= QUOTED PASSAGE =
####################

This is the most critical part of the tutorial where we define the cross-correlation matrix. We want the diagonal of this matrix to be ones and the rest to be zeros.

def compute_barlow_twins_loss(z_a, z_b, lambda_coeff=5e-3):
    # Normalize the representations
    z_a_norm = (z_a - tf.reduce_mean(z_a, axis=0)) / tf.math.reduce_std(z_a, axis=0)
    z_b_norm = (z_b - tf.reduce_mean(z_b, axis=0)) / tf.math.reduce_std(z_b, axis=0)
    
    # Compute cross-correlation matrix
    batch_size = tf.cast(tf.shape(z_a)[0], z_a.dtype)
    c = tf.matmul(tf.transpose(z_a_norm), z_b_norm) / batch_size
    
    # Invariance term: make diagonal elements 1
    on_diag = tf.reduce_sum(tf.square(tf.linalg.diag_part(c) - 1))
    
    # Redundancy reduction: make off-diagonal elements 0
    off_diag = tf.reduce_sum(tf.square(c)) - tf.reduce_sum(tf.square(tf.linalg.diag_part(c)))
    
    return on_diag + lambda_coeff * off_diag

I use the tf.linalg.diag_part function to easily separate the invariance and redundancy terms. This makes the math much cleaner and faster to execute.

Create the Custom Keras Training Loop

To train with two augmented views, we need to subclass the keras.Model. This gives us full control over what happens during the train_step.

class BarlowTwinsModel(keras.Model):
    def __init__(self, encoder):
        super().__init__()
        self.encoder = encoder
        self.loss_tracker = keras.metrics.Mean(name="loss")

    def train_step(self, data):
        # Data contains a single batch of images
        images = data
        
        # Create two augmented versions
        ds_one = augmentation(images)

####################

= EXTRACTED MATERIAL =
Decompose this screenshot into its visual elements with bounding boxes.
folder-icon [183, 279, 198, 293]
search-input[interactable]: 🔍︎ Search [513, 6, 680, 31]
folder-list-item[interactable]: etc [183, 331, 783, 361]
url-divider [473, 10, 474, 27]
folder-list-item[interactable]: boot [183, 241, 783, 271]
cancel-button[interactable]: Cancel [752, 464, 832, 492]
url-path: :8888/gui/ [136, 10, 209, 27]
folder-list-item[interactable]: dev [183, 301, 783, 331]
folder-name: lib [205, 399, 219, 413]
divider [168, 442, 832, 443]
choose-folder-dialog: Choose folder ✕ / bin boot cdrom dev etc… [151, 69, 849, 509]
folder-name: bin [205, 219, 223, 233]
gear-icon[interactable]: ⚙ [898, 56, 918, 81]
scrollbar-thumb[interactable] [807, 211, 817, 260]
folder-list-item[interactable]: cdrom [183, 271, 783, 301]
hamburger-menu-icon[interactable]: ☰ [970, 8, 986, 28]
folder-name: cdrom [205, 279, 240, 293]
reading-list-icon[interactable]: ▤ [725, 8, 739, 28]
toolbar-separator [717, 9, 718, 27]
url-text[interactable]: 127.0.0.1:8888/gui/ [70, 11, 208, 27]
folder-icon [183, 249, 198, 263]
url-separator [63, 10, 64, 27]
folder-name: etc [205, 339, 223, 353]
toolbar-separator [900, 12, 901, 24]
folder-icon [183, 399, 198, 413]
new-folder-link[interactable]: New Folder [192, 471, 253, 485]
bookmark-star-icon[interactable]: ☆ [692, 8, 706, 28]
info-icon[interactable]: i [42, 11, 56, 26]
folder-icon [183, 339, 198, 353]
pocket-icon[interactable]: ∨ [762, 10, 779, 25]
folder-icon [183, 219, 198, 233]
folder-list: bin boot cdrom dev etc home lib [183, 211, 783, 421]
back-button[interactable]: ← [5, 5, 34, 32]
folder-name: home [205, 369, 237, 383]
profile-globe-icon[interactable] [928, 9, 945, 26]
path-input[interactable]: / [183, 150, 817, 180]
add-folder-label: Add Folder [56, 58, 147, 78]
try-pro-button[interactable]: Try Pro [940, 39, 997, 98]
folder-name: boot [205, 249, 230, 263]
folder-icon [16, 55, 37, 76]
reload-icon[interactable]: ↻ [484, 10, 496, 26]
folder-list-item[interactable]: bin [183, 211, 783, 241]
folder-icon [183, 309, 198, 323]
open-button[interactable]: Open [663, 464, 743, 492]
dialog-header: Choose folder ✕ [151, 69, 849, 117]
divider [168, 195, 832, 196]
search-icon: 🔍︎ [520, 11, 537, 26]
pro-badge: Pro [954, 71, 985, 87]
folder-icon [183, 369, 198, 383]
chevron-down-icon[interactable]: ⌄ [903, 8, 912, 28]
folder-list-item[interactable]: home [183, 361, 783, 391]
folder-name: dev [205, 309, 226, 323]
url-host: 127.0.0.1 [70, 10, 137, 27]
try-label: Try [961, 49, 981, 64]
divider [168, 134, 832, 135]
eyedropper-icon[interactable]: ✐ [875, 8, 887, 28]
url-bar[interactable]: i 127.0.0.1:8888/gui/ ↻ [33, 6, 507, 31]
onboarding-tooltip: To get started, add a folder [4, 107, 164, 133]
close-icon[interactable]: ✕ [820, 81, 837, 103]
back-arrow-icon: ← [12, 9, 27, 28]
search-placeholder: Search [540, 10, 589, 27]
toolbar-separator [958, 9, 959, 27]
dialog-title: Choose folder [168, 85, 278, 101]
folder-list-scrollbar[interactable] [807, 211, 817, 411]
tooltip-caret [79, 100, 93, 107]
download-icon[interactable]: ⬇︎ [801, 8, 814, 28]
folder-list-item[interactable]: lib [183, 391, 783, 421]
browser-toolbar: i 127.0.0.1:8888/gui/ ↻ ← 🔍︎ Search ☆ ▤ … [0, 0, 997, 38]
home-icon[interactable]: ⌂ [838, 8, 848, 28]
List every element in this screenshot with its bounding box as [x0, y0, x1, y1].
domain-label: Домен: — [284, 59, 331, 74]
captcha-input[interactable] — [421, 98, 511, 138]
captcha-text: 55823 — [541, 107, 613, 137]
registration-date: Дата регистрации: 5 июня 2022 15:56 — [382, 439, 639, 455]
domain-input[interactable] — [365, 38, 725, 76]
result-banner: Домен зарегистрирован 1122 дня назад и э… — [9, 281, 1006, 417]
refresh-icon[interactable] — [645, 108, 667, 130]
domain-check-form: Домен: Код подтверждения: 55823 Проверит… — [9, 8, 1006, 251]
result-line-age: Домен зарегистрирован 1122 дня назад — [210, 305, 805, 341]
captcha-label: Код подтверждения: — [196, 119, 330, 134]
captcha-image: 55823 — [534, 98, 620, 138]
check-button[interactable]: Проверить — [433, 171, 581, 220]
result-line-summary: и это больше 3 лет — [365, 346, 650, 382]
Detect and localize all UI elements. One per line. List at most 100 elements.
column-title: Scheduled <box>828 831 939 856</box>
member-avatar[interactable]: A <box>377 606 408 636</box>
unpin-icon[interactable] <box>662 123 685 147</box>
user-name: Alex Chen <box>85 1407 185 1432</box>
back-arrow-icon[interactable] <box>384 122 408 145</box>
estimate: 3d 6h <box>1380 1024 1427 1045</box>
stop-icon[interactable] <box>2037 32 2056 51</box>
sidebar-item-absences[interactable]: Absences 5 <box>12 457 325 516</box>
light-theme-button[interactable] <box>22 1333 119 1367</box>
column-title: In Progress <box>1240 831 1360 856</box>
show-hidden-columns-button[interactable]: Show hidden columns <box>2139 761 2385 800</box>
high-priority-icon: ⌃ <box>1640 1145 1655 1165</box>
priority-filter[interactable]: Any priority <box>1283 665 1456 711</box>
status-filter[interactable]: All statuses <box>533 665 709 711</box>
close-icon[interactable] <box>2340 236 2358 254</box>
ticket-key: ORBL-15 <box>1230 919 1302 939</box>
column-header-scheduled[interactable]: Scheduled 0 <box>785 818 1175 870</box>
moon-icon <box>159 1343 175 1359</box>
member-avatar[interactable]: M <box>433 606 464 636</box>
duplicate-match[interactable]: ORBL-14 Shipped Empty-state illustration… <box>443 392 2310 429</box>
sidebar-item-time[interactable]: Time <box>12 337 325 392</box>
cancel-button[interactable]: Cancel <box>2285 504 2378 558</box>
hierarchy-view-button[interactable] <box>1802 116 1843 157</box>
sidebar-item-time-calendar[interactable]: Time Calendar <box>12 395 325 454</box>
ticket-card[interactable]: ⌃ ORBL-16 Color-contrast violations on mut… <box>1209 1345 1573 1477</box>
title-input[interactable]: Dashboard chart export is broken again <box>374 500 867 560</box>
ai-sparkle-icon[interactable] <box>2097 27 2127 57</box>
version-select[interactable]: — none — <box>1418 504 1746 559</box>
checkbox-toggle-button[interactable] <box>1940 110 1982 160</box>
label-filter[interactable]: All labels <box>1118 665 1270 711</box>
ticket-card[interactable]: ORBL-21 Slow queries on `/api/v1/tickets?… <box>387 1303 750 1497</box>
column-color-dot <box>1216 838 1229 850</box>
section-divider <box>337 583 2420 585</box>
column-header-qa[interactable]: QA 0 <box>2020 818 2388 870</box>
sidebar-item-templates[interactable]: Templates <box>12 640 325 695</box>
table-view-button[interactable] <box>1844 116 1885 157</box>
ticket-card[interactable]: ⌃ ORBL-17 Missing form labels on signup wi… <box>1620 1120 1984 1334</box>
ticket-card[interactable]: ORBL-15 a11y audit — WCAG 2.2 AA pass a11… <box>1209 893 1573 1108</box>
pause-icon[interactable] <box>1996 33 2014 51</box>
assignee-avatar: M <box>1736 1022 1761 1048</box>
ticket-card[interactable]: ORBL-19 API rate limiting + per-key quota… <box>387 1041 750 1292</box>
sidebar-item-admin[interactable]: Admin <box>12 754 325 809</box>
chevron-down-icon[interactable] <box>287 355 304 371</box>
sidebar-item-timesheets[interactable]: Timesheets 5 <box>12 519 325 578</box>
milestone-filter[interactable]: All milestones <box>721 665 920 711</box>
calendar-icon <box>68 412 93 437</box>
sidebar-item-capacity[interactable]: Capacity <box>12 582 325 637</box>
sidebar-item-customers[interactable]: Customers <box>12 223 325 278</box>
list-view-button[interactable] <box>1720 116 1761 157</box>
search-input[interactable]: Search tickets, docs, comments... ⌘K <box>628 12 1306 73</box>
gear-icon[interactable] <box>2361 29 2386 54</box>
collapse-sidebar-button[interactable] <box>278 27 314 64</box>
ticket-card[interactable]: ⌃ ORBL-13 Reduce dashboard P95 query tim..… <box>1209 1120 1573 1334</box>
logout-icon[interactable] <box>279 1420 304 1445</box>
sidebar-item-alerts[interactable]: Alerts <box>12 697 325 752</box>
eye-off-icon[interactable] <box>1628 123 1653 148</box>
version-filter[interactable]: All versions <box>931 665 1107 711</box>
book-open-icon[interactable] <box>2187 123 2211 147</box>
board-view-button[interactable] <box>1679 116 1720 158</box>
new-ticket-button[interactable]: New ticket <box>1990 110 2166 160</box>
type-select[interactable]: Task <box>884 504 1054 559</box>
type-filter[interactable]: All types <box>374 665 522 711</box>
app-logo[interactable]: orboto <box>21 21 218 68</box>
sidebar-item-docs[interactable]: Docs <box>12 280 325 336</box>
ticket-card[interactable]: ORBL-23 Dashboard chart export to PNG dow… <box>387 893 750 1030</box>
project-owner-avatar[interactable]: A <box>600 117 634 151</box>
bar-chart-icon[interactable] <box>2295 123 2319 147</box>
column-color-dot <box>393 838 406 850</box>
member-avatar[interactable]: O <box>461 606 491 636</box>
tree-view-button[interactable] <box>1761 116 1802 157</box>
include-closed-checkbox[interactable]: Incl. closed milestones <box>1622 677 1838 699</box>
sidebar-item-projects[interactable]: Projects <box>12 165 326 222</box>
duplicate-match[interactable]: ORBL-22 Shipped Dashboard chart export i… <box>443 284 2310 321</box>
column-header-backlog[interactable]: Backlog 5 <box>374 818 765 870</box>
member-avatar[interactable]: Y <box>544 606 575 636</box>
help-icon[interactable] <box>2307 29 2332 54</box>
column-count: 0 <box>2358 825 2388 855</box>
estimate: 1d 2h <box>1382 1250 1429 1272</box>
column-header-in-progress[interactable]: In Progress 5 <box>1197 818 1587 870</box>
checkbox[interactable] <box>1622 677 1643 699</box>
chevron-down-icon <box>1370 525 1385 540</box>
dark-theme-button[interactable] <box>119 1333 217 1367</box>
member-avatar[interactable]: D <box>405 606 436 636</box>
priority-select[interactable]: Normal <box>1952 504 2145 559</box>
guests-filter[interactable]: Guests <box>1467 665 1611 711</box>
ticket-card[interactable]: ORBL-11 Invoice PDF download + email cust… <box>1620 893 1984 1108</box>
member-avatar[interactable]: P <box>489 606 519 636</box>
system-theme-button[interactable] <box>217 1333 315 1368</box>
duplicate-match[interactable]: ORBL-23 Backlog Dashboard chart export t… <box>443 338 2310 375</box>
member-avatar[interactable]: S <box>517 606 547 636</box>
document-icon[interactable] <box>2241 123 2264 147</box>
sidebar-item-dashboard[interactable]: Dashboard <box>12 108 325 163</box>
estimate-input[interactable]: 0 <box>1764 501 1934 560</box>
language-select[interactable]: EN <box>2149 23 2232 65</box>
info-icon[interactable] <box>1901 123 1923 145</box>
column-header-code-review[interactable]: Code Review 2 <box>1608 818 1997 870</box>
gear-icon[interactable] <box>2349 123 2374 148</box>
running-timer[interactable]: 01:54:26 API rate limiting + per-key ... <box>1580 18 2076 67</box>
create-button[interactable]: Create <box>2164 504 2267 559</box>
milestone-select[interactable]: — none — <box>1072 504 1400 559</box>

####################

= WHAT TO DO =
Continue the Barlow Twins tutorial from the line `ds_one = augmentation(images)`, carrying on with the rest of the custom training code.

= OUTPUT BELOW =
        ds_two = augmentation(images)

        with tf.GradientTape() as tape:
            z_a = self.encoder(ds_one, training=True)
            z_b = self.encoder(ds_two, training=True)
            loss = compute_barlow_twins_loss(z_a, z_b)

        gradients = tape.gradient(loss, self.encoder.trainable_variables)
        self.optimizer.apply_gradients(zip(gradients, self.encoder.trainable_variables))
        
        self.loss_tracker.update_state(loss)
        return {"loss": self.loss_tracker.result()}

I always override the train_step method to handle the dual forward passes. This is a very powerful feature of Keras that every developer should master.

Train Your Keras SSL Model on Real Data

Now we can load a dataset like CIFAR-10 and start the training process. I recommend using a relatively small batch size if you are training on a single GPU.

# Load the data
(x_train, _), (x_test, _) = keras.datasets.cifar10.load_data()
x_train = x_train.astype("float32")

# Initialize and compile
bt_model = BarlowTwinsModel(encoder)
bt_model.compile(optimizer=keras.optimizers.Adam())

# Start training
bt_model.fit(x_train, epochs=20, batch_size=128)

In my experience, training for about 50 to 100 epochs is enough to see the loss converge. You can then use the trained encoder for any downstream task.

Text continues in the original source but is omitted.